Print all of the data exactly.

● Data provided:
***
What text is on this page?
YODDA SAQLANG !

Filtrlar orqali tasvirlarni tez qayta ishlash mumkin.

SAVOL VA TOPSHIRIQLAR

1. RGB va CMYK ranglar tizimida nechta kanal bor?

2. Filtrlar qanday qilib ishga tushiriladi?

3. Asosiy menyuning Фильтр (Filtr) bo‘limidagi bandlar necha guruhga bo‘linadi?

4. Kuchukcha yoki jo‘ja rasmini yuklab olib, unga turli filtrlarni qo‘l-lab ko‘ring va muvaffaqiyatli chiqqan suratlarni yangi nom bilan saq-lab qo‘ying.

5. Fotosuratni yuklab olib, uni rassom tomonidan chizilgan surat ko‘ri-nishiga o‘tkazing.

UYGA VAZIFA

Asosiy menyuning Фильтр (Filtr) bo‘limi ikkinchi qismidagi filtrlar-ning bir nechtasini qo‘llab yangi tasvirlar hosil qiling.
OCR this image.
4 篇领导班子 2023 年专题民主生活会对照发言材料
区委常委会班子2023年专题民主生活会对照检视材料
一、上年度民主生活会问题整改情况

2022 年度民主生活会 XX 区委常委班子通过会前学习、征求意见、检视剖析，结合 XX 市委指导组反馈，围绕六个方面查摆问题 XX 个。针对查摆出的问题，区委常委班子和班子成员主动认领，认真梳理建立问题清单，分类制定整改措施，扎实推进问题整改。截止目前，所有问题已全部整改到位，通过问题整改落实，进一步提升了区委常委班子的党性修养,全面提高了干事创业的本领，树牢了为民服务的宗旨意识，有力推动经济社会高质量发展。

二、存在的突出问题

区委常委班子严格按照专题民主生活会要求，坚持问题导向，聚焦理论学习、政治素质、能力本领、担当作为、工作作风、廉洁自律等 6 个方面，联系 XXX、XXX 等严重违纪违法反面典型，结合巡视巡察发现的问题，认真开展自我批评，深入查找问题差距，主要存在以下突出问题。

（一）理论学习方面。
***
● Output of the exercise:
What text is on this page?
YODDA SAQLANG !

Filtrlar orqali tasvirlarni tez qayta ishlash mumkin.

SAVOL VA TOPSHIRIQLAR

1. RGB va CMYK ranglar tizimida nechta kanal bor?

2. Filtrlar qanday qilib ishga tushiriladi?

3. Asosiy menyuning Фильтр (Filtr) bo‘limidagi bandlar necha guruhga bo‘linadi?

4. Kuchukcha yoki jo‘ja rasmini yuklab olib, unga turli filtrlarni qo‘l-lab ko‘ring va muvaffaqiyatli chiqqan suratlarni yangi nom bilan saq-lab qo‘ying.

5. Fotosuratni yuklab olib, uni rassom tomonidan chizilgan surat ko‘ri-nishiga o‘tkazing.

UYGA VAZIFA

Asosiy menyuning Фильтр (Filtr) bo‘limi ikkinchi qismidagi filtrlar-ning bir nechtasini qo‘llab yangi tasvirlar hosil qiling.
OCR this image.
4 篇领导班子 2023 年专题民主生活会对照发言材料
区委常委会班子2023年专题民主生活会对照检视材料
一、上年度民主生活会问题整改情况

2022 年度民主生活会 XX 区委常委班子通过会前学习、征求意见、检视剖析，结合 XX 市委指导组反馈，围绕六个方面查摆问题 XX 个。针对查摆出的问题，区委常委班子和班子成员主动认领，认真梳理建立问题清单，分类制定整改措施，扎实推进问题整改。截止目前，所有问题已全部整改到位，通过问题整改落实，进一步提升了区委常委班子的党性修养,全面提高了干事创业的本领，树牢了为民服务的宗旨意识，有力推动经济社会高质量发展。

二、存在的突出问题

区委常委班子严格按照专题民主生活会要求，坚持问题导向，聚焦理论学习、政治素质、能力本领、担当作为、工作作风、廉洁自律等 6 个方面，联系 XXX、XXX 等严重违纪违法反面典型，结合巡视巡察发现的问题，认真开展自我批评，深入查找问题差距，主要存在以下突出问题。

（一）理论学习方面。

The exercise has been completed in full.